===== Records for this exercise
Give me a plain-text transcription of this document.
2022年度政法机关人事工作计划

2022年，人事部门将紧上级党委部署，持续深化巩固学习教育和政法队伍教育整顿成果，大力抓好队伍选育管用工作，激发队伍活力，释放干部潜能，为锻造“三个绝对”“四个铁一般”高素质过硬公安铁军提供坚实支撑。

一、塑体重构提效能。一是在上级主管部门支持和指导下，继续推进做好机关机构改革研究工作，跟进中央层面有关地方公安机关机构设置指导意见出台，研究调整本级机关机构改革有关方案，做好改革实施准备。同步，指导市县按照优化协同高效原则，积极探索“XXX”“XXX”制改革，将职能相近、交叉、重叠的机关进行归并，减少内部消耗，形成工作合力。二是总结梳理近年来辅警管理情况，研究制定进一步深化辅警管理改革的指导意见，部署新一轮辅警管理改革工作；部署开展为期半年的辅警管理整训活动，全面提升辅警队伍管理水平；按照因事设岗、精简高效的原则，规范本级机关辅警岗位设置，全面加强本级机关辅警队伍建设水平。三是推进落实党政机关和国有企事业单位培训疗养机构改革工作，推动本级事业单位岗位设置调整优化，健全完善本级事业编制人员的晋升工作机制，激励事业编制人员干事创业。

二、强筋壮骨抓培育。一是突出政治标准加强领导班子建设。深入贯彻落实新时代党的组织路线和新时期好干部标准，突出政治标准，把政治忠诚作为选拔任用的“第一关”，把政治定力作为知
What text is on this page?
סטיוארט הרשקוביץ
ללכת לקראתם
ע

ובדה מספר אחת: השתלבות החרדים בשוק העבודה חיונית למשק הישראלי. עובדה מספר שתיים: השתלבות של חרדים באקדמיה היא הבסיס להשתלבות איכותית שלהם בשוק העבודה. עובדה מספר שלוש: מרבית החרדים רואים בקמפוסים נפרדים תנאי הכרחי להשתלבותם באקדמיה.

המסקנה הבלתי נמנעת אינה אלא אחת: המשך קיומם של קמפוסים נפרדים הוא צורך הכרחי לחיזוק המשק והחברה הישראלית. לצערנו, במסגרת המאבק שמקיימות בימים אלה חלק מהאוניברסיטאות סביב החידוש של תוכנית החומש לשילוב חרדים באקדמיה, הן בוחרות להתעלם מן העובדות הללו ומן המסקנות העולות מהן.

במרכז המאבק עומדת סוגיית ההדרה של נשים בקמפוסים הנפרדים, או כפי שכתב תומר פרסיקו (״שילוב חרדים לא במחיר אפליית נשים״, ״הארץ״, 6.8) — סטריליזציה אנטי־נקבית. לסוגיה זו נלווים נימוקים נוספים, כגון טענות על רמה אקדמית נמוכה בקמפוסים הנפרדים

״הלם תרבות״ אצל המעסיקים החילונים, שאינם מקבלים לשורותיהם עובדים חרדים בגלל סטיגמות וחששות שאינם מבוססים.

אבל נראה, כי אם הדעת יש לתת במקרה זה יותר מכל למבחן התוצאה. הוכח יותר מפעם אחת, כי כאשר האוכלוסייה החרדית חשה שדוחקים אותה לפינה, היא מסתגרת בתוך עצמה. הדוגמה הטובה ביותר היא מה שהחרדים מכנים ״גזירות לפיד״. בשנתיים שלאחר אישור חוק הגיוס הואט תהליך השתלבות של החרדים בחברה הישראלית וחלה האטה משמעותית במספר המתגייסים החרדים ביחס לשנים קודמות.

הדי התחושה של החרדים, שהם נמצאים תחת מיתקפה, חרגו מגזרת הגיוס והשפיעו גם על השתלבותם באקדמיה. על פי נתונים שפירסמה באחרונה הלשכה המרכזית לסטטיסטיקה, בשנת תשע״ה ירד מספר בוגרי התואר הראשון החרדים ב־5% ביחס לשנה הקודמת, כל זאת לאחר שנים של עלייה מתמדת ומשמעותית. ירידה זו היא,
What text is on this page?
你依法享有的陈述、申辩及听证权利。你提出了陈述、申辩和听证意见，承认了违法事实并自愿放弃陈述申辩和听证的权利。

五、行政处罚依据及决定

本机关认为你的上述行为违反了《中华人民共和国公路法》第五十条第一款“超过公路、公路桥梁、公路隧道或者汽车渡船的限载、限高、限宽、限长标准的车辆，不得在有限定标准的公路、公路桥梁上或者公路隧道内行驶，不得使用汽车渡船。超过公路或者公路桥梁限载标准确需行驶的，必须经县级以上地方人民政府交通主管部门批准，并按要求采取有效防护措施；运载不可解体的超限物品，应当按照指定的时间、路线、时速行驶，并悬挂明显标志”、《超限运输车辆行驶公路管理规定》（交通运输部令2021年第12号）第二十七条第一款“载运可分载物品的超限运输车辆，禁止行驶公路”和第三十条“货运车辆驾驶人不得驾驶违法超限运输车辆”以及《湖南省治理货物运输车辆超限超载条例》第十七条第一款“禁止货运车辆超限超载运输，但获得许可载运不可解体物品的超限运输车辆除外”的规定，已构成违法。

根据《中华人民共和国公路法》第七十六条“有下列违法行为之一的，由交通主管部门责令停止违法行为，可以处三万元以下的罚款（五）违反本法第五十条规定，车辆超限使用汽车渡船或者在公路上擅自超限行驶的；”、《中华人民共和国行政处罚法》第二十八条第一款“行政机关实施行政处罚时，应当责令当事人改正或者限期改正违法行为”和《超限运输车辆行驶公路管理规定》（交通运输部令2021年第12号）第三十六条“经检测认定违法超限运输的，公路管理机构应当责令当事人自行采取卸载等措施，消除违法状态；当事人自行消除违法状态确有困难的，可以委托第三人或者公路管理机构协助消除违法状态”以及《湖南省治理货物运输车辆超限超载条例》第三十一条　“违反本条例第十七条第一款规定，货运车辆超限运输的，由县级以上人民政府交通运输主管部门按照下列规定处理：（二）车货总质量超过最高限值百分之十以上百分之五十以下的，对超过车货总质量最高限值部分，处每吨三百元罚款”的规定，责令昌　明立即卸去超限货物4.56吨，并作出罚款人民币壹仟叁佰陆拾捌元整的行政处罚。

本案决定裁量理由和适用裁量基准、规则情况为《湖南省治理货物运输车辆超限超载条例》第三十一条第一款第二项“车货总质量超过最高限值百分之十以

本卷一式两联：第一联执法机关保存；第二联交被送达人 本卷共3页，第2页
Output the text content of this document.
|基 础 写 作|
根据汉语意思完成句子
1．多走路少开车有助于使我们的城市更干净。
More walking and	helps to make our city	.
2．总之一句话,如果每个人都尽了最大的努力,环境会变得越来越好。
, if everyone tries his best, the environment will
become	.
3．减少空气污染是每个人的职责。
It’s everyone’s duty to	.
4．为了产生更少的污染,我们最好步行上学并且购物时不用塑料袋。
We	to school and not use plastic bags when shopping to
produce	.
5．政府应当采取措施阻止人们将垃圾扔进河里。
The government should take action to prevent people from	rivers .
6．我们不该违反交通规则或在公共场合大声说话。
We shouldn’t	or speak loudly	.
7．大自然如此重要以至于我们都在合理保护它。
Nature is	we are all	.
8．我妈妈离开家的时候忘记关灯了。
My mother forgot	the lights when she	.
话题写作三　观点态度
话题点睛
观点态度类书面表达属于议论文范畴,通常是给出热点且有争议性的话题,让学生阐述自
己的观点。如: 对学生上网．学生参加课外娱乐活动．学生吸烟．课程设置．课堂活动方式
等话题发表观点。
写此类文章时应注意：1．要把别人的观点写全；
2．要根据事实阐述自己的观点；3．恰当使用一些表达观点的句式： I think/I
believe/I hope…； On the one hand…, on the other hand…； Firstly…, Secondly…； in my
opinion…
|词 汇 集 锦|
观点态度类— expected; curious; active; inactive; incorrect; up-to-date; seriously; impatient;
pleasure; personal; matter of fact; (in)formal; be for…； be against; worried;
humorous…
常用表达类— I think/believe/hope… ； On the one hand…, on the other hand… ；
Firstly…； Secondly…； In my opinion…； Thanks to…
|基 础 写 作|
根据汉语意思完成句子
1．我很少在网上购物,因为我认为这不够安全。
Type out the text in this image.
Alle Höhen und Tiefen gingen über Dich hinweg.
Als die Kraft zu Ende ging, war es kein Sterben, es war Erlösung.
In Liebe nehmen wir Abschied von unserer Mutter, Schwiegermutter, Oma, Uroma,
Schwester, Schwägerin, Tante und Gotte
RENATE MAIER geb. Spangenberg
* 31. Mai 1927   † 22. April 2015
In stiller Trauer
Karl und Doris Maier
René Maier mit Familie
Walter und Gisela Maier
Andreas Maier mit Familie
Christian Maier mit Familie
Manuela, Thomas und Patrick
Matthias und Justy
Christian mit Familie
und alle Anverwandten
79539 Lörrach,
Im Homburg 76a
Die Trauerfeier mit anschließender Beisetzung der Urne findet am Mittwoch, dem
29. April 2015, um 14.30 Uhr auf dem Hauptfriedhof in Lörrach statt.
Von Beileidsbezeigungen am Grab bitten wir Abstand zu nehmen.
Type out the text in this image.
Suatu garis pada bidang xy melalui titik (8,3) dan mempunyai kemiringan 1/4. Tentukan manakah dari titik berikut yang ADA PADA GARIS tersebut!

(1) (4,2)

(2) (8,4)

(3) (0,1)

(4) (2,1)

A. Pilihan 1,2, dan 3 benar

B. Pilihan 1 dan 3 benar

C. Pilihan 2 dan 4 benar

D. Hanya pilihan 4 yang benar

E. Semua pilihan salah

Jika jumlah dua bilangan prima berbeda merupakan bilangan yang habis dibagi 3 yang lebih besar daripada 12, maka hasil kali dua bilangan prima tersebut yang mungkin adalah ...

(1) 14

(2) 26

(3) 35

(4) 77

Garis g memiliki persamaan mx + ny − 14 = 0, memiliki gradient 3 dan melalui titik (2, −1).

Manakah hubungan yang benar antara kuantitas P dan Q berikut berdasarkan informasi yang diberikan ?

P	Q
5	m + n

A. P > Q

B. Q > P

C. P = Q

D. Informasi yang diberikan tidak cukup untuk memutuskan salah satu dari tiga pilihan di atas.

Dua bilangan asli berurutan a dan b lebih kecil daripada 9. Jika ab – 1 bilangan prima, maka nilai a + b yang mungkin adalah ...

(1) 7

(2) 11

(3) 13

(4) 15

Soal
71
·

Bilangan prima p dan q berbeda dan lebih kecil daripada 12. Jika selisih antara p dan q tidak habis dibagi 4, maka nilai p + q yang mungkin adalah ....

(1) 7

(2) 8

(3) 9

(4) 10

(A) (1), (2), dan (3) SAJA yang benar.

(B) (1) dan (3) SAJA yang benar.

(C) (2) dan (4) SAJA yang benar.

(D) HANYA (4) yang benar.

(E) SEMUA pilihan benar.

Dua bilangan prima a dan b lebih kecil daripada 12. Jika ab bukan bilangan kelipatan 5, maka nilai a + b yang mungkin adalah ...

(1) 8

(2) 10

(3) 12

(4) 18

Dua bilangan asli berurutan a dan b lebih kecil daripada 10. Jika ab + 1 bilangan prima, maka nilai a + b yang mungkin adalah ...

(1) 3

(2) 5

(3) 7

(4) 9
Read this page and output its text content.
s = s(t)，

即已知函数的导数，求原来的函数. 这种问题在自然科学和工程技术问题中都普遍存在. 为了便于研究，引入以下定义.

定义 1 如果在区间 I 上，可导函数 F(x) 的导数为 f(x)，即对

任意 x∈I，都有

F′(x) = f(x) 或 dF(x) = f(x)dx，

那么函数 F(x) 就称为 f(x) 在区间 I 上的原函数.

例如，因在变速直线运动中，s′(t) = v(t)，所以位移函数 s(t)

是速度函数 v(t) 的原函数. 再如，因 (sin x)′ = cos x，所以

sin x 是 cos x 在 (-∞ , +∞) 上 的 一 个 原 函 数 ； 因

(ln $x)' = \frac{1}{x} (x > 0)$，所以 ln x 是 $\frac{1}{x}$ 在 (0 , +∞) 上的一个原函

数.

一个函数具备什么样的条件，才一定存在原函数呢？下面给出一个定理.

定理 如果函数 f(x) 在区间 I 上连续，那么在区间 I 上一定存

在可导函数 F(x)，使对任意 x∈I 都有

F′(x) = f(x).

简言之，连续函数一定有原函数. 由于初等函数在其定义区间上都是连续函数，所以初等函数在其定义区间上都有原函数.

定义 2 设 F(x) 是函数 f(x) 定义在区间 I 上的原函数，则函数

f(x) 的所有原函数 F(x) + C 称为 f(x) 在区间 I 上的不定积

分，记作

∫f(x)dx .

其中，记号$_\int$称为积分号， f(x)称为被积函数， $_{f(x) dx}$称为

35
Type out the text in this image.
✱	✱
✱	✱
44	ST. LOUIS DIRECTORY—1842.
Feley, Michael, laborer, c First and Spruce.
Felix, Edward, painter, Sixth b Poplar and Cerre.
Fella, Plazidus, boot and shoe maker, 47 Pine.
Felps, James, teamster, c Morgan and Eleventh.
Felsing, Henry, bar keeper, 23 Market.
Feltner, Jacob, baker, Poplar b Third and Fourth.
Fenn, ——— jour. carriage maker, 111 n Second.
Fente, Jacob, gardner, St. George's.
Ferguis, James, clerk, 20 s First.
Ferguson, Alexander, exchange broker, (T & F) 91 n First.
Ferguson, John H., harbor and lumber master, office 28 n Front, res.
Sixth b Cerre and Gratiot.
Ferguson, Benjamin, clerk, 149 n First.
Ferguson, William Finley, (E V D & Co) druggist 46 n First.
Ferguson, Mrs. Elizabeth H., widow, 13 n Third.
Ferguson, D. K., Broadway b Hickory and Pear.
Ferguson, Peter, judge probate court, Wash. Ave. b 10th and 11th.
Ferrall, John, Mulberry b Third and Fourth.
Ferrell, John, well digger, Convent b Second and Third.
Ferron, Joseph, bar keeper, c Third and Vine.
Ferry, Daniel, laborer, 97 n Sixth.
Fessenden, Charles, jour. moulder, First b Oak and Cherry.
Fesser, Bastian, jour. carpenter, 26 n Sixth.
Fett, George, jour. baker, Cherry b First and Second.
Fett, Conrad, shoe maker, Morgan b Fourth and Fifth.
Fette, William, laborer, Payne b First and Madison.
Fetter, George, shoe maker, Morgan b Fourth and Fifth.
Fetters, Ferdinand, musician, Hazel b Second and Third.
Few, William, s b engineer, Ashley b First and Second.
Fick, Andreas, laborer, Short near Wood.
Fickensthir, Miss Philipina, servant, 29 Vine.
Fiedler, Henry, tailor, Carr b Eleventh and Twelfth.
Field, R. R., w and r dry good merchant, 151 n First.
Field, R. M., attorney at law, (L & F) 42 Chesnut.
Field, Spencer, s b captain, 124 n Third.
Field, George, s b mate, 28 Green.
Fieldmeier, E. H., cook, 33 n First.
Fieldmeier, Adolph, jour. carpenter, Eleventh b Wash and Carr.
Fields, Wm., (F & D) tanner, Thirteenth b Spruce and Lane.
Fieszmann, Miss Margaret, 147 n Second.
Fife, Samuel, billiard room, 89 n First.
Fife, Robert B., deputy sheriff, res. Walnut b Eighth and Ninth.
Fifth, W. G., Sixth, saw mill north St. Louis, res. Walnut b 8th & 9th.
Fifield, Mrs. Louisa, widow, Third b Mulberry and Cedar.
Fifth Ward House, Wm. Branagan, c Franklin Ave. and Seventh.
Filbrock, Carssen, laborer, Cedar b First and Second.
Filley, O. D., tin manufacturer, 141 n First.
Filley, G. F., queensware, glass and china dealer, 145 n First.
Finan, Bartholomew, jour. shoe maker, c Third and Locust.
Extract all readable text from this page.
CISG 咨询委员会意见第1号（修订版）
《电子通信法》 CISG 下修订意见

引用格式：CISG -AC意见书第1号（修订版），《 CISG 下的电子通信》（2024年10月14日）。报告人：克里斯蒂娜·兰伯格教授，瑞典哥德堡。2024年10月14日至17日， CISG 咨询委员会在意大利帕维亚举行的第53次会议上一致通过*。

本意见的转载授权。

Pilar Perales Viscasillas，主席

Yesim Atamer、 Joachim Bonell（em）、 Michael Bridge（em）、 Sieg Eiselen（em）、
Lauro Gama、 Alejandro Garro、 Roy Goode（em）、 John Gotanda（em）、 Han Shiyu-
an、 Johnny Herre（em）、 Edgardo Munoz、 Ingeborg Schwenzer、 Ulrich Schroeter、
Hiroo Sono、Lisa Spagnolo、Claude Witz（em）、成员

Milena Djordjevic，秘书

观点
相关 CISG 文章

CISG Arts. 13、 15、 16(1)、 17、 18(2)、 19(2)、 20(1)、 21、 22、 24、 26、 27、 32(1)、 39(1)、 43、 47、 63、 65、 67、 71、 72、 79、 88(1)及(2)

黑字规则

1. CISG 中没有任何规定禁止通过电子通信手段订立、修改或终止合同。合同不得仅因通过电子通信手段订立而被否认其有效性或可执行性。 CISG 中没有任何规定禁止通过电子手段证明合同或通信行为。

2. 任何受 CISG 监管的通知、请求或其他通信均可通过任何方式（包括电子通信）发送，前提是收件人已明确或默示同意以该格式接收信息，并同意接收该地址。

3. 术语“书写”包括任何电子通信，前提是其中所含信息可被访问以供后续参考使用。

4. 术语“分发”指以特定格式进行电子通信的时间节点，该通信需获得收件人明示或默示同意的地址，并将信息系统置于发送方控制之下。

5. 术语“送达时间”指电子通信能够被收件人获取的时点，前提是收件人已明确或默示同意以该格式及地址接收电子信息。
==========
Required task: From the data above, copy each line where the string "Familie" appears.

Written answer:
René Maier mit Familie
Andreas Maier mit Familie
Christian Maier mit Familie
Christian mit Familie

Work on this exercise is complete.